[ENTRIES SHOWN]:
===============

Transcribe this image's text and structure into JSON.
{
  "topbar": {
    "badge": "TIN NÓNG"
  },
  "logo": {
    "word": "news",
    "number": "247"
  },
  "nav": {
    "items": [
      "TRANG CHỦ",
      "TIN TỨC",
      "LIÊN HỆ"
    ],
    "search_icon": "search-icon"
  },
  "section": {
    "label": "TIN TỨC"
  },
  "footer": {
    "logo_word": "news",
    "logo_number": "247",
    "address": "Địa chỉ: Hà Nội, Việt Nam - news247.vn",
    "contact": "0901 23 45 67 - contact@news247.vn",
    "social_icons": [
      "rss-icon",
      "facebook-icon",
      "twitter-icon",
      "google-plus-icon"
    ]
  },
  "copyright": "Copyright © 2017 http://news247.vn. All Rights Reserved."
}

===============

[REQUIRED WORK]:
Type the whole listing again, unaltered.

[SOLUTION FOR THIS PROBLEM]:
Transcribe this image's text and structure into JSON.
{
  "topbar": {
    "badge": "TIN NÓNG"
  },
  "logo": {
    "word": "news",
    "number": "247"
  },
  "nav": {
    "items": [
      "TRANG CHỦ",
      "TIN TỨC",
      "LIÊN HỆ"
    ],
    "search_icon": "search-icon"
  },
  "section": {
    "label": "TIN TỨC"
  },
  "footer": {
    "logo_word": "news",
    "logo_number": "247",
    "address": "Địa chỉ: Hà Nội, Việt Nam - news247.vn",
    "contact": "0901 23 45 67 - contact@news247.vn",
    "social_icons": [
      "rss-icon",
      "facebook-icon",
      "twitter-icon",
      "google-plus-icon"
    ]
  },
  "copyright": "Copyright © 2017 http://news247.vn. All Rights Reserved."
}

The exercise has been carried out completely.